▶ _INSTRUCTIONS TO FOLLOW_: Copy out all of the material exactly as presented.

Stored records
++++++++

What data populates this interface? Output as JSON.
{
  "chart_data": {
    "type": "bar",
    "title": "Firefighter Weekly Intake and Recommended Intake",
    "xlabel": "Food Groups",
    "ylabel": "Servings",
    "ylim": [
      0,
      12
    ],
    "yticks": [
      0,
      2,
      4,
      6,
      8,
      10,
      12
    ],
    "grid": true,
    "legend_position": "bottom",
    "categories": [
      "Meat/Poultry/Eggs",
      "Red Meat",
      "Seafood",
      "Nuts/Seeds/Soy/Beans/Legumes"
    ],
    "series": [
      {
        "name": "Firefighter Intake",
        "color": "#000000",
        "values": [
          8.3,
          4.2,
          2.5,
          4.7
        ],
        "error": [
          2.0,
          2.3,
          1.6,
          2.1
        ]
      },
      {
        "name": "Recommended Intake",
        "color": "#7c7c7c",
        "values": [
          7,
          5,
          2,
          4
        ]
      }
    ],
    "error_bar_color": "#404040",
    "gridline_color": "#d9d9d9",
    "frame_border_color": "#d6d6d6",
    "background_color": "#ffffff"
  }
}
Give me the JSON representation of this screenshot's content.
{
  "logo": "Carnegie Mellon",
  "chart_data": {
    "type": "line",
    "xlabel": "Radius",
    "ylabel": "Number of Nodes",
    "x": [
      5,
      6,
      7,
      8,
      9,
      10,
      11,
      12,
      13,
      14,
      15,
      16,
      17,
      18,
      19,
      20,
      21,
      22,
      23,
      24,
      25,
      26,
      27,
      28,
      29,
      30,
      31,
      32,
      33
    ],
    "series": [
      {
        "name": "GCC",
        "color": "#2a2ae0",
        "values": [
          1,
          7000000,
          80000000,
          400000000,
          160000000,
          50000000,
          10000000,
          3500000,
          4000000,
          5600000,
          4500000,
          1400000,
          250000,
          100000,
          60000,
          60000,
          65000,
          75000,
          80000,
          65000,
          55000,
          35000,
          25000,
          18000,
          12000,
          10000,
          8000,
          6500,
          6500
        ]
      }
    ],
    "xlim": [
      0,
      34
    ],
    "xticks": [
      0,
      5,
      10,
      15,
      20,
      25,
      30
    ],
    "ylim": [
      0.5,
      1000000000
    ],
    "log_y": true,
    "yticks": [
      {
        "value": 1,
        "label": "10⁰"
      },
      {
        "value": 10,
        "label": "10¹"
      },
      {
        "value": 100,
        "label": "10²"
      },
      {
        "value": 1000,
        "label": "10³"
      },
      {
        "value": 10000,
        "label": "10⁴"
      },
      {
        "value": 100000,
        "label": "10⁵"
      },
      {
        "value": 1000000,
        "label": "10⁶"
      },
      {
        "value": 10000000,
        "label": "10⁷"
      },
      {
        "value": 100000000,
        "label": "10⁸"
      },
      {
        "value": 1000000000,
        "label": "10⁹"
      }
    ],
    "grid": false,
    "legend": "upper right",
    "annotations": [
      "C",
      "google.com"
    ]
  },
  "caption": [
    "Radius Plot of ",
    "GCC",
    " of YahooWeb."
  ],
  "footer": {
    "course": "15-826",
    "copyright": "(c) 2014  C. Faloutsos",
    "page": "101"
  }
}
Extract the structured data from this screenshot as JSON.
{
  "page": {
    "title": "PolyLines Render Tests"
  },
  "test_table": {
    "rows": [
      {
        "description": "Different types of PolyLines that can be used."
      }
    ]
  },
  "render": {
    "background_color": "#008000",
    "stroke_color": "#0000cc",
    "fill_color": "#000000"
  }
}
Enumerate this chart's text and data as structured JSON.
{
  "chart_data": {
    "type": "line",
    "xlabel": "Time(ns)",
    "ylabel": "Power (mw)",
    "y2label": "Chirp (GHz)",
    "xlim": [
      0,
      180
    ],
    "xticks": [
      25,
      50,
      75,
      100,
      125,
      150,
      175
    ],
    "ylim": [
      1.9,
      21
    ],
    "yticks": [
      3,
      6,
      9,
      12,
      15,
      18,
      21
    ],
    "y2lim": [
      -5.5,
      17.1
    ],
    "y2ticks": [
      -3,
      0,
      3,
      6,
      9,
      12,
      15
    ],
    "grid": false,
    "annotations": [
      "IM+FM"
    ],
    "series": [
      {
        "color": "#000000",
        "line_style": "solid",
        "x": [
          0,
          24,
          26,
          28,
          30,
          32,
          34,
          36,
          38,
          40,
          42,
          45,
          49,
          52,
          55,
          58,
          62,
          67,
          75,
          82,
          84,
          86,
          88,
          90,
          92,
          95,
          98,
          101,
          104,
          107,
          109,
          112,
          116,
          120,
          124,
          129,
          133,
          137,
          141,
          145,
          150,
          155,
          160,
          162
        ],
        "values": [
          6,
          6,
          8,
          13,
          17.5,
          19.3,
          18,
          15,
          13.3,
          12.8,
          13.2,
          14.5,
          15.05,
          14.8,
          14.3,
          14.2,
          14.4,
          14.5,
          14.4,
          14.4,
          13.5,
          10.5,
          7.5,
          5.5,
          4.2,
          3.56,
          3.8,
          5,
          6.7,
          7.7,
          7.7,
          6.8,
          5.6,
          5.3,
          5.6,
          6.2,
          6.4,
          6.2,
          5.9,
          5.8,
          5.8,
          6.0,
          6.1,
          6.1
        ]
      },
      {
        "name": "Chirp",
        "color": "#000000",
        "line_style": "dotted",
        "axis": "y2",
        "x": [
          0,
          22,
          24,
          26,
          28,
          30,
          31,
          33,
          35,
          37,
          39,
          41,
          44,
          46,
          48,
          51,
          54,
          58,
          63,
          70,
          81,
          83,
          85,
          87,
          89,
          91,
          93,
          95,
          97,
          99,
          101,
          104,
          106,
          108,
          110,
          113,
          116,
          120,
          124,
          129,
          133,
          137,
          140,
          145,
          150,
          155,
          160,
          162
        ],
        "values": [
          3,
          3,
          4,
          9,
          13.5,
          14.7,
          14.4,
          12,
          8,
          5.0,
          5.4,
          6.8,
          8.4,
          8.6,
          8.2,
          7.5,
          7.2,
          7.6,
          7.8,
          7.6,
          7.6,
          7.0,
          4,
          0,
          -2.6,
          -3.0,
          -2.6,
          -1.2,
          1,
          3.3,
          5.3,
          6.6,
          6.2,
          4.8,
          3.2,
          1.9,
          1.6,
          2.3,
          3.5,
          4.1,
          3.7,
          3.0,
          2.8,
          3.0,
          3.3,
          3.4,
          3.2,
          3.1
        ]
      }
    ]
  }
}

++++++++

▶ _SOLUTION TO THE PROBLEM_:
What data populates this interface? Output as JSON.
{
  "chart_data": {
    "type": "bar",
    "title": "Firefighter Weekly Intake and Recommended Intake",
    "xlabel": "Food Groups",
    "ylabel": "Servings",
    "ylim": [
      0,
      12
    ],
    "yticks": [
      0,
      2,
      4,
      6,
      8,
      10,
      12
    ],
    "grid": true,
    "legend_position": "bottom",
    "categories": [
      "Meat/Poultry/Eggs",
      "Red Meat",
      "Seafood",
      "Nuts/Seeds/Soy/Beans/Legumes"
    ],
    "series": [
      {
        "name": "Firefighter Intake",
        "color": "#000000",
        "values": [
          8.3,
          4.2,
          2.5,
          4.7
        ],
        "error": [
          2.0,
          2.3,
          1.6,
          2.1
        ]
      },
      {
        "name": "Recommended Intake",
        "color": "#7c7c7c",
        "values": [
          7,
          5,
          2,
          4
        ]
      }
    ],
    "error_bar_color": "#404040",
    "gridline_color": "#d9d9d9",
    "frame_border_color": "#d6d6d6",
    "background_color": "#ffffff"
  }
}
Give me the JSON representation of this screenshot's content.
{
  "logo": "Carnegie Mellon",
  "chart_data": {
    "type": "line",
    "xlabel": "Radius",
    "ylabel": "Number of Nodes",
    "x": [
      5,
      6,
      7,
      8,
      9,
      10,
      11,
      12,
      13,
      14,
      15,
      16,
      17,
      18,
      19,
      20,
      21,
      22,
      23,
      24,
      25,
      26,
      27,
      28,
      29,
      30,
      31,
      32,
      33
    ],
    "series": [
      {
        "name": "GCC",
        "color": "#2a2ae0",
        "values": [
          1,
          7000000,
          80000000,
          400000000,
          160000000,
          50000000,
          10000000,
          3500000,
          4000000,
          5600000,
          4500000,
          1400000,
          250000,
          100000,
          60000,
          60000,
          65000,
          75000,
          80000,
          65000,
          55000,
          35000,
          25000,
          18000,
          12000,
          10000,
          8000,
          6500,
          6500
        ]
      }
    ],
    "xlim": [
      0,
      34
    ],
    "xticks": [
      0,
      5,
      10,
      15,
      20,
      25,
      30
    ],
    "ylim": [
      0.5,
      1000000000
    ],
    "log_y": true,
    "yticks": [
      {
        "value": 1,
        "label": "10⁰"
      },
      {
        "value": 10,
        "label": "10¹"
      },
      {
        "value": 100,
        "label": "10²"
      },
      {
        "value": 1000,
        "label": "10³"
      },
      {
        "value": 10000,
        "label": "10⁴"
      },
      {
        "value": 100000,
        "label": "10⁵"
      },
      {
        "value": 1000000,
        "label": "10⁶"
      },
      {
        "value": 10000000,
        "label": "10⁷"
      },
      {
        "value": 100000000,
        "label": "10⁸"
      },
      {
        "value": 1000000000,
        "label": "10⁹"
      }
    ],
    "grid": false,
    "legend": "upper right",
    "annotations": [
      "C",
      "google.com"
    ]
  },
  "caption": [
    "Radius Plot of ",
    "GCC",
    " of YahooWeb."
  ],
  "footer": {
    "course": "15-826",
    "copyright": "(c) 2014  C. Faloutsos",
    "page": "101"
  }
}
Extract the structured data from this screenshot as JSON.
{
  "page": {
    "title": "PolyLines Render Tests"
  },
  "test_table": {
    "rows": [
      {
        "description": "Different types of PolyLines that can be used."
      }
    ]
  },
  "render": {
    "background_color": "#008000",
    "stroke_color": "#0000cc",
    "fill_color": "#000000"
  }
}
Enumerate this chart's text and data as structured JSON.
{
  "chart_data": {
    "type": "line",
    "xlabel": "Time(ns)",
    "ylabel": "Power (mw)",
    "y2label": "Chirp (GHz)",
    "xlim": [
      0,
      180
    ],
    "xticks": [
      25,
      50,
      75,
      100,
      125,
      150,
      175
    ],
    "ylim": [
      1.9,
      21
    ],
    "yticks": [
      3,
      6,
      9,
      12,
      15,
      18,
      21
    ],
    "y2lim": [
      -5.5,
      17.1
    ],
    "y2ticks": [
      -3,
      0,
      3,
      6,
      9,
      12,
      15
    ],
    "grid": false,
    "annotations": [
      "IM+FM"
    ],
    "series": [
      {
        "color": "#000000",
        "line_style": "solid",
        "x": [
          0,
          24,
          26,
          28,
          30,
          32,
          34,
          36,
          38,
          40,
          42,
          45,
          49,
          52,
          55,
          58,
          62,
          67,
          75,
          82,
          84,
          86,
          88,
          90,
          92,
          95,
          98,
          101,
          104,
          107,
          109,
          112,
          116,
          120,
          124,
          129,
          133,
          137,
          141,
          145,
          150,
          155,
          160,
          162
        ],
        "values": [
          6,
          6,
          8,
          13,
          17.5,
          19.3,
          18,
          15,
          13.3,
          12.8,
          13.2,
          14.5,
          15.05,
          14.8,
          14.3,
          14.2,
          14.4,
          14.5,
          14.4,
          14.4,
          13.5,
          10.5,
          7.5,
          5.5,
          4.2,
          3.56,
          3.8,
          5,
          6.7,
          7.7,
          7.7,
          6.8,
          5.6,
          5.3,
          5.6,
          6.2,
          6.4,
          6.2,
          5.9,
          5.8,
          5.8,
          6.0,
          6.1,
          6.1
        ]
      },
      {
        "name": "Chirp",
        "color": "#000000",
        "line_style": "dotted",
        "axis": "y2",
        "x": [
          0,
          22,
          24,
          26,
          28,
          30,
          31,
          33,
          35,
          37,
          39,
          41,
          44,
          46,
          48,
          51,
          54,
          58,
          63,
          70,
          81,
          83,
          85,
          87,
          89,
          91,
          93,
          95,
          97,
          99,
          101,
          104,
          106,
          108,
          110,
          113,
          116,
          120,
          124,
          129,
          133,
          137,
          140,
          145,
          150,
          155,
          160,
          162
        ],
        "values": [
          3,
          3,
          4,
          9,
          13.5,
          14.7,
          14.4,
          12,
          8,
          5.0,
          5.4,
          6.8,
          8.4,
          8.6,
          8.2,
          7.5,
          7.2,
          7.6,
          7.8,
          7.6,
          7.6,
          7.0,
          4,
          0,
          -2.6,
          -3.0,
          -2.6,
          -1.2,
          1,
          3.3,
          5.3,
          6.6,
          6.2,
          4.8,
          3.2,
          1.9,
          1.6,
          2.3,
          3.5,
          4.1,
          3.7,
          3.0,
          2.8,
          3.0,
          3.3,
          3.4,
          3.2,
          3.1
        ]
      }
    ]
  }
}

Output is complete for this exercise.